Items from a figure collection:
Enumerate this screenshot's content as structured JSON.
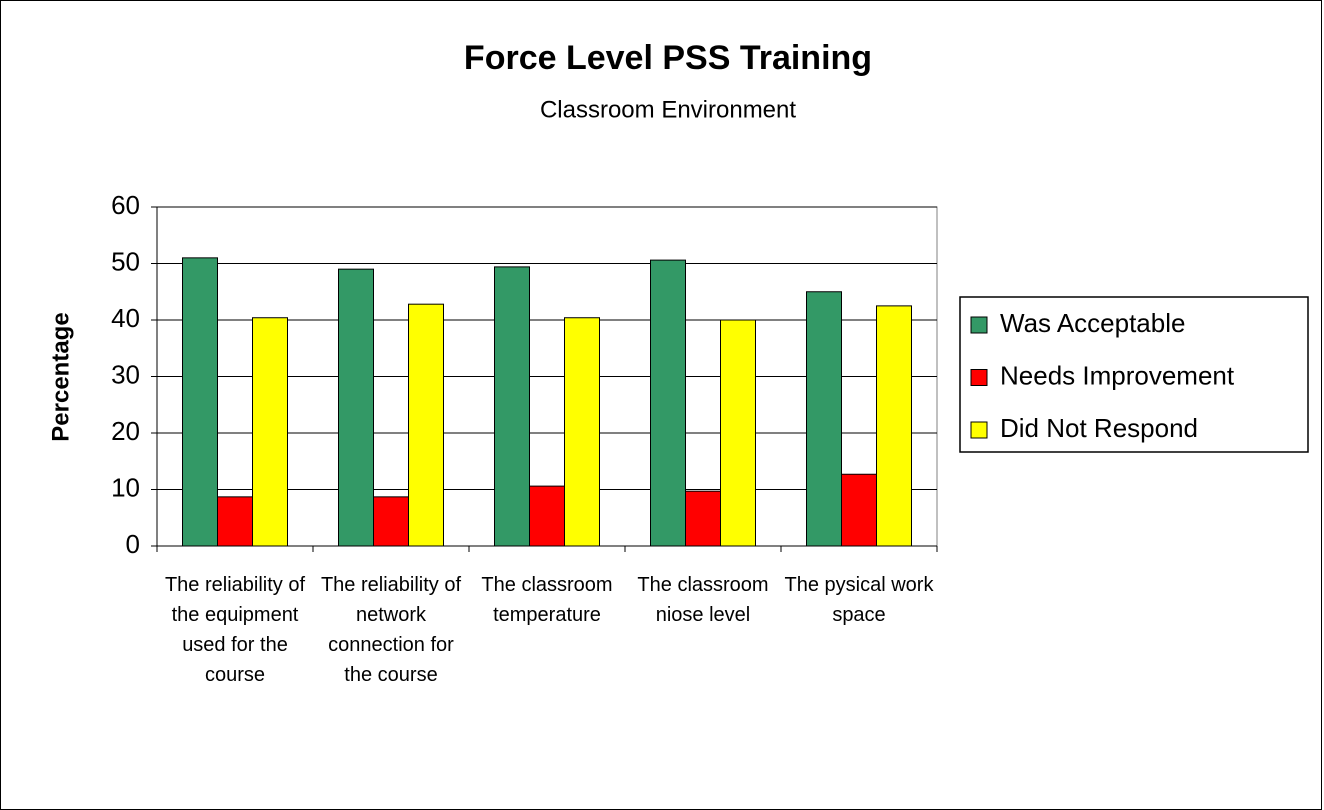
{
  "chart_data": {
    "type": "bar",
    "title": "Force Level PSS Training",
    "subtitle": "Classroom Environment",
    "y_label": "Percentage",
    "categories": [
      "The reliability of the equipment used for the course",
      "The reliability of network connection for the course",
      "The classroom temperature",
      "The classroom niose level",
      "The pysical work space"
    ],
    "series": [
      {
        "name": "Was Acceptable",
        "color": "#339966",
        "values": [
          51.0,
          49.0,
          49.4,
          50.6,
          45.0
        ]
      },
      {
        "name": "Needs Improvement",
        "color": "#ff0000",
        "values": [
          8.7,
          8.7,
          10.6,
          9.7,
          12.7
        ]
      },
      {
        "name": "Did Not Respond",
        "color": "#ffff00",
        "values": [
          40.4,
          42.8,
          40.4,
          40.0,
          42.5
        ]
      }
    ],
    "ylim": [
      0,
      60
    ],
    "yticks": [
      0,
      10,
      20,
      30,
      40,
      50,
      60
    ],
    "grid": true,
    "legend": "right"
  }
}
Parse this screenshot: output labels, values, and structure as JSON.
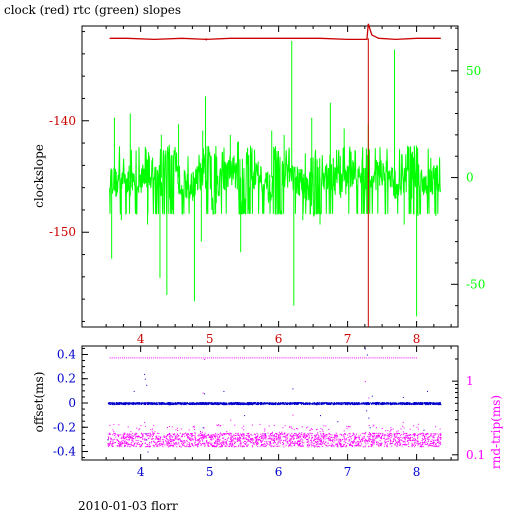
{
  "figure": {
    "title": "clock (red) rtc (green) slopes",
    "footer": "2010-01-03 florr"
  },
  "colors": {
    "frame": "#000000",
    "red": "#cc0000",
    "green": "#00ff00",
    "blue": "#0000cc",
    "magenta": "#ff00ff"
  },
  "chart_data": [
    {
      "type": "line",
      "panel": "top",
      "title": "clock (red) rtc (green) slopes",
      "xlabel": "",
      "xlim": [
        3.15,
        8.6
      ],
      "x_ticks": [
        4,
        5,
        6,
        7,
        8
      ],
      "x_tick_color": "#cc0000",
      "ylabel_left": "clockslope",
      "ylim_left": [
        -158.5,
        -131.5
      ],
      "y_ticks_left": [
        -140,
        -150
      ],
      "y_tick_color_left": "#cc0000",
      "ylim_right": [
        -70,
        71
      ],
      "y_ticks_right": [
        50,
        0,
        -50
      ],
      "y_tick_color_right": "#00ff00",
      "grid": false,
      "series": [
        {
          "axis": "left",
          "color": "#cc0000",
          "x": [
            3.55,
            3.8,
            4.2,
            4.6,
            4.95,
            5.3,
            6.0,
            6.6,
            7.0,
            7.28,
            7.3,
            7.35,
            7.45,
            7.7,
            8.0,
            8.35
          ],
          "y": [
            -132.6,
            -132.6,
            -132.7,
            -132.6,
            -132.7,
            -132.6,
            -132.6,
            -132.6,
            -132.7,
            -132.7,
            -131.3,
            -132.3,
            -132.6,
            -132.7,
            -132.6,
            -132.6
          ],
          "spikes": [
            {
              "x": 4.95,
              "y": -132.8
            },
            {
              "x": 7.3,
              "y": -158.5
            }
          ]
        },
        {
          "axis": "right",
          "color": "#00ff00",
          "x": [
            3.55,
            3.65,
            3.75,
            3.9,
            4.1,
            4.3,
            4.5,
            4.7,
            4.9,
            5.1,
            5.3,
            5.5,
            5.7,
            5.9,
            6.1,
            6.3,
            6.5,
            6.7,
            6.9,
            7.1,
            7.3,
            7.5,
            7.7,
            7.9,
            8.1,
            8.3,
            8.35
          ],
          "y": [
            1,
            -3,
            2,
            -4,
            3,
            -2,
            1,
            -6,
            2,
            -3,
            4,
            -1,
            2,
            -7,
            3,
            -2,
            -5,
            1,
            -3,
            2,
            -1,
            3,
            -4,
            1,
            -2,
            0,
            -2
          ],
          "spikes": [
            {
              "x": 3.58,
              "y": -38
            },
            {
              "x": 3.62,
              "y": 28
            },
            {
              "x": 3.72,
              "y": -20
            },
            {
              "x": 3.85,
              "y": 30
            },
            {
              "x": 4.1,
              "y": -22
            },
            {
              "x": 4.28,
              "y": -47
            },
            {
              "x": 4.3,
              "y": 20
            },
            {
              "x": 4.38,
              "y": -55
            },
            {
              "x": 4.55,
              "y": 25
            },
            {
              "x": 4.78,
              "y": -58
            },
            {
              "x": 4.88,
              "y": -30
            },
            {
              "x": 4.9,
              "y": 22
            },
            {
              "x": 4.94,
              "y": 38
            },
            {
              "x": 5.3,
              "y": 20
            },
            {
              "x": 5.45,
              "y": -35
            },
            {
              "x": 5.9,
              "y": 22
            },
            {
              "x": 6.08,
              "y": 20
            },
            {
              "x": 6.19,
              "y": 64
            },
            {
              "x": 6.22,
              "y": -60
            },
            {
              "x": 6.35,
              "y": -20
            },
            {
              "x": 6.48,
              "y": 28
            },
            {
              "x": 6.6,
              "y": -22
            },
            {
              "x": 6.75,
              "y": 35
            },
            {
              "x": 6.95,
              "y": 23
            },
            {
              "x": 7.3,
              "y": 25
            },
            {
              "x": 7.68,
              "y": 60
            },
            {
              "x": 7.82,
              "y": -22
            },
            {
              "x": 8.0,
              "y": -65
            },
            {
              "x": 8.02,
              "y": -18
            },
            {
              "x": 8.28,
              "y": -18
            }
          ],
          "noise_band": [
            -17,
            15
          ],
          "dense_x_ranges": [
            [
              4.32,
              4.5
            ],
            [
              4.95,
              5.1
            ],
            [
              5.4,
              5.6
            ],
            [
              5.9,
              6.05
            ],
            [
              6.45,
              6.62
            ],
            [
              7.2,
              7.32
            ],
            [
              7.88,
              7.98
            ]
          ]
        }
      ]
    },
    {
      "type": "scatter",
      "panel": "bottom",
      "xlabel": "",
      "xlim": [
        3.15,
        8.6
      ],
      "x_ticks": [
        4,
        5,
        6,
        7,
        8
      ],
      "x_tick_color": "#0000cc",
      "ylabel_left": "offset(ms)",
      "ylim_left": [
        -0.47,
        0.47
      ],
      "y_ticks_left": [
        0.4,
        0.2,
        0,
        -0.2,
        -0.4
      ],
      "y_tick_color_left": "#0000cc",
      "ylabel_right": "rnd-trip(ms)",
      "y_scale_right": "log",
      "ylim_right": [
        0.085,
        3.0
      ],
      "y_ticks_right": [
        1,
        0.1
      ],
      "y_tick_color_right": "#ff00ff",
      "grid": false,
      "series": [
        {
          "name": "offset",
          "axis": "left",
          "color": "#0000cc",
          "x_range": [
            3.52,
            8.35
          ],
          "baseline": 0.0,
          "band": [
            -0.008,
            0.008
          ],
          "outliers": [
            {
              "x": 4.05,
              "y": 0.24
            },
            {
              "x": 4.06,
              "y": 0.2
            },
            {
              "x": 4.07,
              "y": -0.25
            },
            {
              "x": 4.08,
              "y": -0.3
            },
            {
              "x": 4.1,
              "y": -0.4
            },
            {
              "x": 4.08,
              "y": 0.15
            },
            {
              "x": 3.9,
              "y": 0.1
            },
            {
              "x": 3.52,
              "y": -0.3
            },
            {
              "x": 4.9,
              "y": -0.2
            },
            {
              "x": 4.92,
              "y": 0.08
            },
            {
              "x": 5.5,
              "y": -0.1
            },
            {
              "x": 5.8,
              "y": -0.25
            },
            {
              "x": 5.2,
              "y": 0.1
            },
            {
              "x": 6.2,
              "y": 0.12
            },
            {
              "x": 6.6,
              "y": -0.1
            },
            {
              "x": 6.85,
              "y": -0.15
            },
            {
              "x": 7.25,
              "y": 0.45
            },
            {
              "x": 7.28,
              "y": 0.4
            },
            {
              "x": 7.27,
              "y": -0.06
            },
            {
              "x": 7.3,
              "y": -0.12
            },
            {
              "x": 7.32,
              "y": -0.2
            },
            {
              "x": 7.35,
              "y": 0.06
            },
            {
              "x": 7.8,
              "y": 0.05
            },
            {
              "x": 8.1,
              "y": -0.22
            },
            {
              "x": 8.15,
              "y": 0.1
            }
          ]
        },
        {
          "name": "rnd-trip",
          "axis": "right",
          "color": "#ff00ff",
          "x_range": [
            3.52,
            8.35
          ],
          "main_band": [
            0.13,
            0.2
          ],
          "upper_level": 2.1,
          "upper_x_range": [
            3.55,
            8.0
          ],
          "outliers": [
            {
              "x": 4.05,
              "y": 0.28
            },
            {
              "x": 4.08,
              "y": 0.5
            },
            {
              "x": 4.9,
              "y": 0.7
            },
            {
              "x": 4.92,
              "y": 2.0
            },
            {
              "x": 5.3,
              "y": 0.3
            },
            {
              "x": 6.2,
              "y": 0.35
            },
            {
              "x": 7.25,
              "y": 1.0
            },
            {
              "x": 7.3,
              "y": 0.6
            },
            {
              "x": 7.8,
              "y": 0.28
            }
          ]
        }
      ]
    }
  ]
}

## WRITTEN EXERCISE
Extract all lines that hold the word "this".

## THE REPLY
Enumerate this screenshot's content as structured JSON.
Parse this screenshot: output labels, values, and structure as JSON.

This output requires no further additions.